(AIM): Return each line of the data below exactly, omitting any pictures.

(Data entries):
>>
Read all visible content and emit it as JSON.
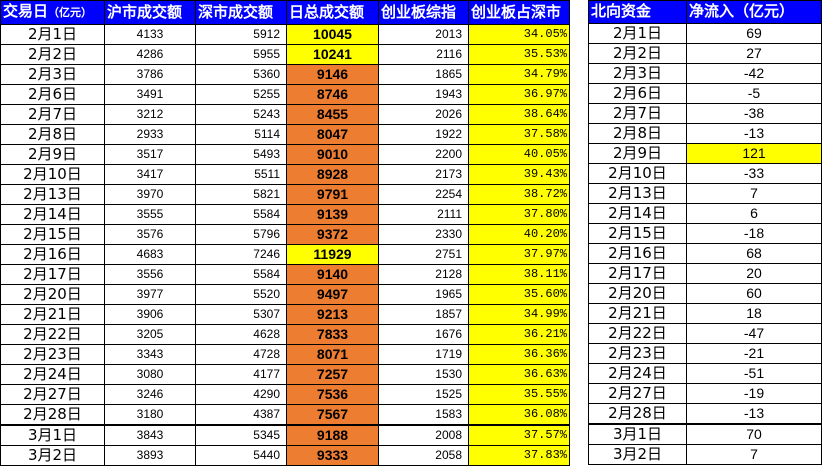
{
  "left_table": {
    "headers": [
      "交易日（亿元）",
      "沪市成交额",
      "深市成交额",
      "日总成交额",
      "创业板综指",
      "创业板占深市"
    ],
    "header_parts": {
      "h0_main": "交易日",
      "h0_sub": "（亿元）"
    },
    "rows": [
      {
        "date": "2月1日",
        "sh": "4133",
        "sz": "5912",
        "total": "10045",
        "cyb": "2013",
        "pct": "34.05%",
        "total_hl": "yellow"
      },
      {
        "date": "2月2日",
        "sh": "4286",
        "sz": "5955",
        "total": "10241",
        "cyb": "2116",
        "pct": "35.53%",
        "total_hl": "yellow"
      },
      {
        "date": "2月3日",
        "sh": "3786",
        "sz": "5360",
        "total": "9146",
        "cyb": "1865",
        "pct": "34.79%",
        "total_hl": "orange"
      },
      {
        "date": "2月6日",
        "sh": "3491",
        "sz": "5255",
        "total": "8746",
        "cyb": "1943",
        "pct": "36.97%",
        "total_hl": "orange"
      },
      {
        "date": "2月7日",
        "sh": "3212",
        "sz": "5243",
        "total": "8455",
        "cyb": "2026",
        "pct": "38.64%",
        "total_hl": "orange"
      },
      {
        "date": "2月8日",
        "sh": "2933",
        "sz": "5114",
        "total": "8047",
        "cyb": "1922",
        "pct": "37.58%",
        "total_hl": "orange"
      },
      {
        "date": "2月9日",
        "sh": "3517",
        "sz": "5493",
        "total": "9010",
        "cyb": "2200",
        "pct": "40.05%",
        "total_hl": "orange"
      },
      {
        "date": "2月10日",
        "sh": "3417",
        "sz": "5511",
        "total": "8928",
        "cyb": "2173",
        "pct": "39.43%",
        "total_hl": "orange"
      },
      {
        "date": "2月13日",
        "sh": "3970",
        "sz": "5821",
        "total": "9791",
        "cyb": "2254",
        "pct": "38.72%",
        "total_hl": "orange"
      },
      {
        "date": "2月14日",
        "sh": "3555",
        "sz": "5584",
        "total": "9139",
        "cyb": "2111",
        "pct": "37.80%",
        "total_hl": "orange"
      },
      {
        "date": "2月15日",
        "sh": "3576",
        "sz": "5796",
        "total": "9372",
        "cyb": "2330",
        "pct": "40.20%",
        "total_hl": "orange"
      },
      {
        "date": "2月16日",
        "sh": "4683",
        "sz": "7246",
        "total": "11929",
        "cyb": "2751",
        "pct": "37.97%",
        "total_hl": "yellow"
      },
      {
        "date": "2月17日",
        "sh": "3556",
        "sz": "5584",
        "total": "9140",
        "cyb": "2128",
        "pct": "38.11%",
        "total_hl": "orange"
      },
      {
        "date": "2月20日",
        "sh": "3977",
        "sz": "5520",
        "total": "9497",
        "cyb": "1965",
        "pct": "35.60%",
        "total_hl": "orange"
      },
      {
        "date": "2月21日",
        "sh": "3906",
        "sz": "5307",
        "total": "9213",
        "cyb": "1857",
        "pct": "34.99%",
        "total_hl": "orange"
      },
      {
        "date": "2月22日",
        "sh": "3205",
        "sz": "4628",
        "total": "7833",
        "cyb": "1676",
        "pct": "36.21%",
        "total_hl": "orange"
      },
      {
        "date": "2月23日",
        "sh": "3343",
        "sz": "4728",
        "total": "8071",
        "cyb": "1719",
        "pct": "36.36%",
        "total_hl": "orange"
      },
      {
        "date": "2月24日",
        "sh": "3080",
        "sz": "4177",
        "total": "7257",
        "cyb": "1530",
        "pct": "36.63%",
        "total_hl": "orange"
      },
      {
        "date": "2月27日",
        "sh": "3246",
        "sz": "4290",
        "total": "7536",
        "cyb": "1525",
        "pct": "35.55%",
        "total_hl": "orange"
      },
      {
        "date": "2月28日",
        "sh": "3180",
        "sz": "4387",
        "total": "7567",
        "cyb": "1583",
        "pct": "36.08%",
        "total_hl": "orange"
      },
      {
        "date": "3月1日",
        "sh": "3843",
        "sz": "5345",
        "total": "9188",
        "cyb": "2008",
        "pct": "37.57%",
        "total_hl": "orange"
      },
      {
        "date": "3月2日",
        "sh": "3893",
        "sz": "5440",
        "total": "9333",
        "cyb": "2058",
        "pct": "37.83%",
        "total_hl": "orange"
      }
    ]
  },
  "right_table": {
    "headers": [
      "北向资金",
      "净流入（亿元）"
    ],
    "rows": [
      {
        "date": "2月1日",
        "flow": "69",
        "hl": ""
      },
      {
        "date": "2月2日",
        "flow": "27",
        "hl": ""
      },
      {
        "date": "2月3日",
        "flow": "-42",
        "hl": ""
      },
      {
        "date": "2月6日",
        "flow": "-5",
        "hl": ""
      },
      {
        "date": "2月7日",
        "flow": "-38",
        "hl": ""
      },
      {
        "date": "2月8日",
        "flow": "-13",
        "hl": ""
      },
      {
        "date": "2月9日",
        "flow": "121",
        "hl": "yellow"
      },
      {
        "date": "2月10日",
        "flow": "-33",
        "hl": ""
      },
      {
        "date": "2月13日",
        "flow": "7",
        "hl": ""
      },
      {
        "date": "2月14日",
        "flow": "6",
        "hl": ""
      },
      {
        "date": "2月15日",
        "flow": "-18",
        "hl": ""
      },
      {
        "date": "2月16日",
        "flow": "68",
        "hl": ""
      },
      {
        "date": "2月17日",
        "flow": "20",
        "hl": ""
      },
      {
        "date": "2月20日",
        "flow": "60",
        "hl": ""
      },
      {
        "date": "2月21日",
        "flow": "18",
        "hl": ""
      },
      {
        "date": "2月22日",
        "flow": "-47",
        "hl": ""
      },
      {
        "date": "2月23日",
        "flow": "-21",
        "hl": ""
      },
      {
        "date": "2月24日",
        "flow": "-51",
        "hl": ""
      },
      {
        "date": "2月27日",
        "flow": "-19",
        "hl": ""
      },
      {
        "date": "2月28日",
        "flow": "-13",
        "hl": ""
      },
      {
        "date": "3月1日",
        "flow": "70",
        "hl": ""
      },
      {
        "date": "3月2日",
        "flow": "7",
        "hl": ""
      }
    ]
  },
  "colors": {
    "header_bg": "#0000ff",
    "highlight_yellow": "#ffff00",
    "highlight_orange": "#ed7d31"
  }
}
<<
(EXERCISE RESPONSE):
Read all visible content and emit it as JSON.
{
  "left_table": {
    "headers": [
      "交易日（亿元）",
      "沪市成交额",
      "深市成交额",
      "日总成交额",
      "创业板综指",
      "创业板占深市"
    ],
    "header_parts": {
      "h0_main": "交易日",
      "h0_sub": "（亿元）"
    },
    "rows": [
      {
        "date": "2月1日",
        "sh": "4133",
        "sz": "5912",
        "total": "10045",
        "cyb": "2013",
        "pct": "34.05%",
        "total_hl": "yellow"
      },
      {
        "date": "2月2日",
        "sh": "4286",
        "sz": "5955",
        "total": "10241",
        "cyb": "2116",
        "pct": "35.53%",
        "total_hl": "yellow"
      },
      {
        "date": "2月3日",
        "sh": "3786",
        "sz": "5360",
        "total": "9146",
        "cyb": "1865",
        "pct": "34.79%",
        "total_hl": "orange"
      },
      {
        "date": "2月6日",
        "sh": "3491",
        "sz": "5255",
        "total": "8746",
        "cyb": "1943",
        "pct": "36.97%",
        "total_hl": "orange"
      },
      {
        "date": "2月7日",
        "sh": "3212",
        "sz": "5243",
        "total": "8455",
        "cyb": "2026",
        "pct": "38.64%",
        "total_hl": "orange"
      },
      {
        "date": "2月8日",
        "sh": "2933",
        "sz": "5114",
        "total": "8047",
        "cyb": "1922",
        "pct": "37.58%",
        "total_hl": "orange"
      },
      {
        "date": "2月9日",
        "sh": "3517",
        "sz": "5493",
        "total": "9010",
        "cyb": "2200",
        "pct": "40.05%",
        "total_hl": "orange"
      },
      {
        "date": "2月10日",
        "sh": "3417",
        "sz": "5511",
        "total": "8928",
        "cyb": "2173",
        "pct": "39.43%",
        "total_hl": "orange"
      },
      {
        "date": "2月13日",
        "sh": "3970",
        "sz": "5821",
        "total": "9791",
        "cyb": "2254",
        "pct": "38.72%",
        "total_hl": "orange"
      },
      {
        "date": "2月14日",
        "sh": "3555",
        "sz": "5584",
        "total": "9139",
        "cyb": "2111",
        "pct": "37.80%",
        "total_hl": "orange"
      },
      {
        "date": "2月15日",
        "sh": "3576",
        "sz": "5796",
        "total": "9372",
        "cyb": "2330",
        "pct": "40.20%",
        "total_hl": "orange"
      },
      {
        "date": "2月16日",
        "sh": "4683",
        "sz": "7246",
        "total": "11929",
        "cyb": "2751",
        "pct": "37.97%",
        "total_hl": "yellow"
      },
      {
        "date": "2月17日",
        "sh": "3556",
        "sz": "5584",
        "total": "9140",
        "cyb": "2128",
        "pct": "38.11%",
        "total_hl": "orange"
      },
      {
        "date": "2月20日",
        "sh": "3977",
        "sz": "5520",
        "total": "9497",
        "cyb": "1965",
        "pct": "35.60%",
        "total_hl": "orange"
      },
      {
        "date": "2月21日",
        "sh": "3906",
        "sz": "5307",
        "total": "9213",
        "cyb": "1857",
        "pct": "34.99%",
        "total_hl": "orange"
      },
      {
        "date": "2月22日",
        "sh": "3205",
        "sz": "4628",
        "total": "7833",
        "cyb": "1676",
        "pct": "36.21%",
        "total_hl": "orange"
      },
      {
        "date": "2月23日",
        "sh": "3343",
        "sz": "4728",
        "total": "8071",
        "cyb": "1719",
        "pct": "36.36%",
        "total_hl": "orange"
      },
      {
        "date": "2月24日",
        "sh": "3080",
        "sz": "4177",
        "total": "7257",
        "cyb": "1530",
        "pct": "36.63%",
        "total_hl": "orange"
      },
      {
        "date": "2月27日",
        "sh": "3246",
        "sz": "4290",
        "total": "7536",
        "cyb": "1525",
        "pct": "35.55%",
        "total_hl": "orange"
      },
      {
        "date": "2月28日",
        "sh": "3180",
        "sz": "4387",
        "total": "7567",
        "cyb": "1583",
        "pct": "36.08%",
        "total_hl": "orange"
      },
      {
        "date": "3月1日",
        "sh": "3843",
        "sz": "5345",
        "total": "9188",
        "cyb": "2008",
        "pct": "37.57%",
        "total_hl": "orange"
      },
      {
        "date": "3月2日",
        "sh": "3893",
        "sz": "5440",
        "total": "9333",
        "cyb": "2058",
        "pct": "37.83%",
        "total_hl": "orange"
      }
    ]
  },
  "right_table": {
    "headers": [
      "北向资金",
      "净流入（亿元）"
    ],
    "rows": [
      {
        "date": "2月1日",
        "flow": "69",
        "hl": ""
      },
      {
        "date": "2月2日",
        "flow": "27",
        "hl": ""
      },
      {
        "date": "2月3日",
        "flow": "-42",
        "hl": ""
      },
      {
        "date": "2月6日",
        "flow": "-5",
        "hl": ""
      },
      {
        "date": "2月7日",
        "flow": "-38",
        "hl": ""
      },
      {
        "date": "2月8日",
        "flow": "-13",
        "hl": ""
      },
      {
        "date": "2月9日",
        "flow": "121",
        "hl": "yellow"
      },
      {
        "date": "2月10日",
        "flow": "-33",
        "hl": ""
      },
      {
        "date": "2月13日",
        "flow": "7",
        "hl": ""
      },
      {
        "date": "2月14日",
        "flow": "6",
        "hl": ""
      },
      {
        "date": "2月15日",
        "flow": "-18",
        "hl": ""
      },
      {
        "date": "2月16日",
        "flow": "68",
        "hl": ""
      },
      {
        "date": "2月17日",
        "flow": "20",
        "hl": ""
      },
      {
        "date": "2月20日",
        "flow": "60",
        "hl": ""
      },
      {
        "date": "2月21日",
        "flow": "18",
        "hl": ""
      },
      {
        "date": "2月22日",
        "flow": "-47",
        "hl": ""
      },
      {
        "date": "2月23日",
        "flow": "-21",
        "hl": ""
      },
      {
        "date": "2月24日",
        "flow": "-51",
        "hl": ""
      },
      {
        "date": "2月27日",
        "flow": "-19",
        "hl": ""
      },
      {
        "date": "2月28日",
        "flow": "-13",
        "hl": ""
      },
      {
        "date": "3月1日",
        "flow": "70",
        "hl": ""
      },
      {
        "date": "3月2日",
        "flow": "7",
        "hl": ""
      }
    ]
  },
  "colors": {
    "header_bg": "#0000ff",
    "highlight_yellow": "#ffff00",
    "highlight_orange": "#ed7d31"
  }
}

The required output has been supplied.